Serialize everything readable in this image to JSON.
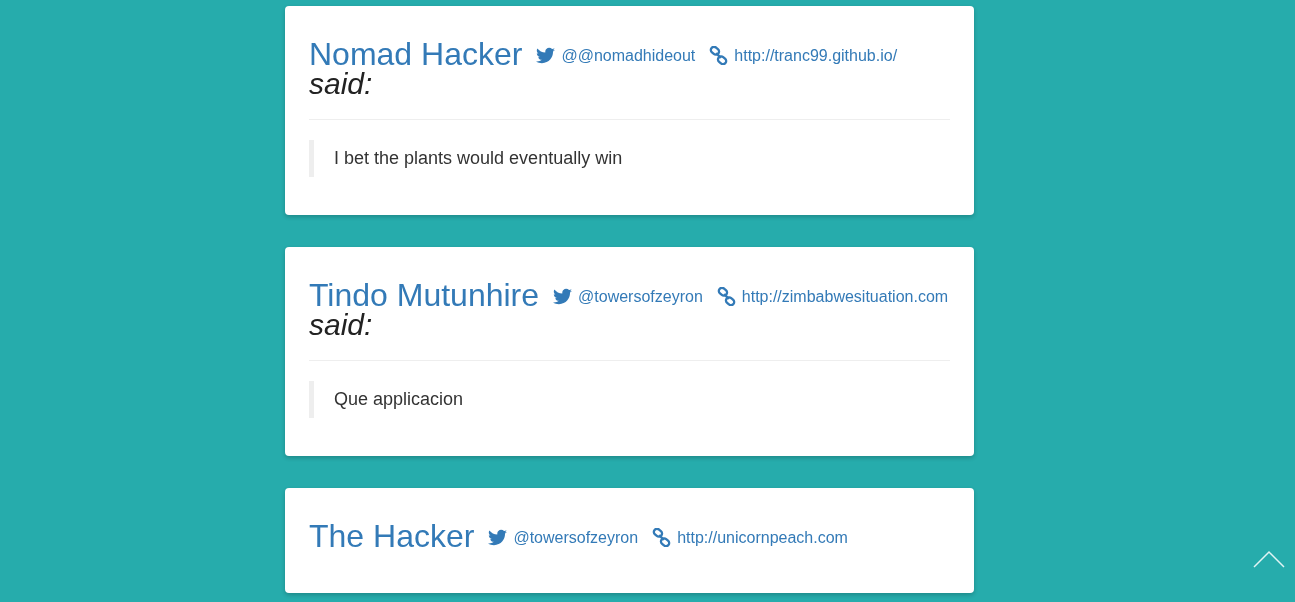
{
  "comments": [
    {
      "name": "Nomad Hacker",
      "twitter": "@@nomadhideout",
      "website": "http://tranc99.github.io/",
      "said": "said:",
      "quote": "I bet the plants would eventually win"
    },
    {
      "name": "Tindo Mutunhire",
      "twitter": "@towersofzeyron",
      "website": "http://zimbabwesituation.com",
      "said": "said:",
      "quote": "Que applicacion"
    },
    {
      "name": "The Hacker",
      "twitter": "@towersofzeyron",
      "website": "http://unicornpeach.com"
    }
  ]
}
··········
* [Problem to solve]:
Copy out each line of the data where the string "name" appears.

* [Complete output]:
      "name": "Nomad Hacker",
      "name": "Tindo Mutunhire",
      "name": "The Hacker",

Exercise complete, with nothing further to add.